# START OF MATERIAL TO PROCESS
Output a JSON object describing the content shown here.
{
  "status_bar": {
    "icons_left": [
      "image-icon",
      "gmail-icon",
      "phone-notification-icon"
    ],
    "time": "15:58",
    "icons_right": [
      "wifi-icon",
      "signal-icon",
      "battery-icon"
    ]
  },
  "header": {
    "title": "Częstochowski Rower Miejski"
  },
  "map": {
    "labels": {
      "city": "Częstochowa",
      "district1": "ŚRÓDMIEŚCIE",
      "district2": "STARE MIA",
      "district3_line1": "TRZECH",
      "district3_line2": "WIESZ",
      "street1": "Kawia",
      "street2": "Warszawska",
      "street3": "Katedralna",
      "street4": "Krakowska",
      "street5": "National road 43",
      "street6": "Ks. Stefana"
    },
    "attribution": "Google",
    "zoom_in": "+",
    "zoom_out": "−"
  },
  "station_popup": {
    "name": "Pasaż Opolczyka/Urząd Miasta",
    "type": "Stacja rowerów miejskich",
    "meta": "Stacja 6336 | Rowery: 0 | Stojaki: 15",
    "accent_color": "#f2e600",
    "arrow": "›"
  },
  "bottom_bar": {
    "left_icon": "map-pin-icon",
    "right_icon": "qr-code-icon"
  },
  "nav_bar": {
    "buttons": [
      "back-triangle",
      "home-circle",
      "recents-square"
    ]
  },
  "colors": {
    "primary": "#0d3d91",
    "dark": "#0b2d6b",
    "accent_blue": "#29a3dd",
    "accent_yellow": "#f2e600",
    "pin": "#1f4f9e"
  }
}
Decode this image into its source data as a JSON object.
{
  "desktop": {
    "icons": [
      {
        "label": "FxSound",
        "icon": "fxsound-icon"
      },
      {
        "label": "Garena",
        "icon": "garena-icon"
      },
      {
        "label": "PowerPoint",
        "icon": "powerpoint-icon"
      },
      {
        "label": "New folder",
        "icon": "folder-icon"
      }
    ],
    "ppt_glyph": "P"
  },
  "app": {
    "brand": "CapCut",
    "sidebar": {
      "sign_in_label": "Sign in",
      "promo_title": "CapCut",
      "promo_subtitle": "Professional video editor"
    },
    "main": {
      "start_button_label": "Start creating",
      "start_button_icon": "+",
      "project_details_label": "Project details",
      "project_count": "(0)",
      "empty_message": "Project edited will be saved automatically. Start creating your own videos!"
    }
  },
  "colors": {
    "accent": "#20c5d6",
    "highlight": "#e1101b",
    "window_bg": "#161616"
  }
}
# END OF MATERIAL TO PROCESS
WRITTEN PROBLEM:
Repeat the data in its entirety, character for character.

WRITTEN REPLY:
Output a JSON object describing the content shown here.
{
  "status_bar": {
    "icons_left": [
      "image-icon",
      "gmail-icon",
      "phone-notification-icon"
    ],
    "time": "15:58",
    "icons_right": [
      "wifi-icon",
      "signal-icon",
      "battery-icon"
    ]
  },
  "header": {
    "title": "Częstochowski Rower Miejski"
  },
  "map": {
    "labels": {
      "city": "Częstochowa",
      "district1": "ŚRÓDMIEŚCIE",
      "district2": "STARE MIA",
      "district3_line1": "TRZECH",
      "district3_line2": "WIESZ",
      "street1": "Kawia",
      "street2": "Warszawska",
      "street3": "Katedralna",
      "street4": "Krakowska",
      "street5": "National road 43",
      "street6": "Ks. Stefana"
    },
    "attribution": "Google",
    "zoom_in": "+",
    "zoom_out": "−"
  },
  "station_popup": {
    "name": "Pasaż Opolczyka/Urząd Miasta",
    "type": "Stacja rowerów miejskich",
    "meta": "Stacja 6336 | Rowery: 0 | Stojaki: 15",
    "accent_color": "#f2e600",
    "arrow": "›"
  },
  "bottom_bar": {
    "left_icon": "map-pin-icon",
    "right_icon": "qr-code-icon"
  },
  "nav_bar": {
    "buttons": [
      "back-triangle",
      "home-circle",
      "recents-square"
    ]
  },
  "colors": {
    "primary": "#0d3d91",
    "dark": "#0b2d6b",
    "accent_blue": "#29a3dd",
    "accent_yellow": "#f2e600",
    "pin": "#1f4f9e"
  }
}
Decode this image into its source data as a JSON object.
{
  "desktop": {
    "icons": [
      {
        "label": "FxSound",
        "icon": "fxsound-icon"
      },
      {
        "label": "Garena",
        "icon": "garena-icon"
      },
      {
        "label": "PowerPoint",
        "icon": "powerpoint-icon"
      },
      {
        "label": "New folder",
        "icon": "folder-icon"
      }
    ],
    "ppt_glyph": "P"
  },
  "app": {
    "brand": "CapCut",
    "sidebar": {
      "sign_in_label": "Sign in",
      "promo_title": "CapCut",
      "promo_subtitle": "Professional video editor"
    },
    "main": {
      "start_button_label": "Start creating",
      "start_button_icon": "+",
      "project_details_label": "Project details",
      "project_count": "(0)",
      "empty_message": "Project edited will be saved automatically. Start creating your own videos!"
    }
  },
  "colors": {
    "accent": "#20c5d6",
    "highlight": "#e1101b",
    "window_bg": "#161616"
  }
}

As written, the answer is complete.